Rows from a dataset:
——————
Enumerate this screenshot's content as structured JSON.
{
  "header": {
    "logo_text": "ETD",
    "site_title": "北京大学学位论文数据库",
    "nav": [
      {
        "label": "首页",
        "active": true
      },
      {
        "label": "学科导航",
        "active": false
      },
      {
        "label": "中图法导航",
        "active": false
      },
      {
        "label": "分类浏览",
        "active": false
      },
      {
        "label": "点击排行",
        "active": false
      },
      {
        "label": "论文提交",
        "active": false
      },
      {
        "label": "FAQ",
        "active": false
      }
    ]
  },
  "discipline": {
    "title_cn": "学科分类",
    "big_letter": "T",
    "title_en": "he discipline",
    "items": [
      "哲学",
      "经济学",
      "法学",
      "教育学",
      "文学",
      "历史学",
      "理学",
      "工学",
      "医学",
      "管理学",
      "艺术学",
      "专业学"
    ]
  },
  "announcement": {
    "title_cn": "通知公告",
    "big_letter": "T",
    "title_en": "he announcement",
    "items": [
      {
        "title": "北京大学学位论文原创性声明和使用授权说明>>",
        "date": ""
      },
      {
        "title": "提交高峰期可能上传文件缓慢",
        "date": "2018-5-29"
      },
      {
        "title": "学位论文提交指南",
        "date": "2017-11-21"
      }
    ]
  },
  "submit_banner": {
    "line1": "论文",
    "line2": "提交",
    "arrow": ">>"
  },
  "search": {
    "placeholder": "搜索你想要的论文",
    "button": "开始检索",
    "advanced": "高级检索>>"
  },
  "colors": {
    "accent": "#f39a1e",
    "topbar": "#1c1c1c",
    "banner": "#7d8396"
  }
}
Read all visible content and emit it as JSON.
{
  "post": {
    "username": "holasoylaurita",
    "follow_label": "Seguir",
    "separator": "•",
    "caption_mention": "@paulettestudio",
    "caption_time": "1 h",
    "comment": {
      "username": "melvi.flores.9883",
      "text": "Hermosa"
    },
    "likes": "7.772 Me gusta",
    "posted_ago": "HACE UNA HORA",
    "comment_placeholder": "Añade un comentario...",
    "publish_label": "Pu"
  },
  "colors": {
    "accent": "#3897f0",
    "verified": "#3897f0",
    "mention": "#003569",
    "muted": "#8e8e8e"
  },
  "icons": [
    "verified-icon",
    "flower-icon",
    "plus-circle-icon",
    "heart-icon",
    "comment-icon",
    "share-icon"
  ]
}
——————
## Given task
Reproduce each line verbatim.

## Correct result
Enumerate this screenshot's content as structured JSON.
{
  "header": {
    "logo_text": "ETD",
    "site_title": "北京大学学位论文数据库",
    "nav": [
      {
        "label": "首页",
        "active": true
      },
      {
        "label": "学科导航",
        "active": false
      },
      {
        "label": "中图法导航",
        "active": false
      },
      {
        "label": "分类浏览",
        "active": false
      },
      {
        "label": "点击排行",
        "active": false
      },
      {
        "label": "论文提交",
        "active": false
      },
      {
        "label": "FAQ",
        "active": false
      }
    ]
  },
  "discipline": {
    "title_cn": "学科分类",
    "big_letter": "T",
    "title_en": "he discipline",
    "items": [
      "哲学",
      "经济学",
      "法学",
      "教育学",
      "文学",
      "历史学",
      "理学",
      "工学",
      "医学",
      "管理学",
      "艺术学",
      "专业学"
    ]
  },
  "announcement": {
    "title_cn": "通知公告",
    "big_letter": "T",
    "title_en": "he announcement",
    "items": [
      {
        "title": "北京大学学位论文原创性声明和使用授权说明>>",
        "date": ""
      },
      {
        "title": "提交高峰期可能上传文件缓慢",
        "date": "2018-5-29"
      },
      {
        "title": "学位论文提交指南",
        "date": "2017-11-21"
      }
    ]
  },
  "submit_banner": {
    "line1": "论文",
    "line2": "提交",
    "arrow": ">>"
  },
  "search": {
    "placeholder": "搜索你想要的论文",
    "button": "开始检索",
    "advanced": "高级检索>>"
  },
  "colors": {
    "accent": "#f39a1e",
    "topbar": "#1c1c1c",
    "banner": "#7d8396"
  }
}
Read all visible content and emit it as JSON.
{
  "post": {
    "username": "holasoylaurita",
    "follow_label": "Seguir",
    "separator": "•",
    "caption_mention": "@paulettestudio",
    "caption_time": "1 h",
    "comment": {
      "username": "melvi.flores.9883",
      "text": "Hermosa"
    },
    "likes": "7.772 Me gusta",
    "posted_ago": "HACE UNA HORA",
    "comment_placeholder": "Añade un comentario...",
    "publish_label": "Pu"
  },
  "colors": {
    "accent": "#3897f0",
    "verified": "#3897f0",
    "mention": "#003569",
    "muted": "#8e8e8e"
  },
  "icons": [
    "verified-icon",
    "flower-icon",
    "plus-circle-icon",
    "heart-icon",
    "comment-icon",
    "share-icon"
  ]
}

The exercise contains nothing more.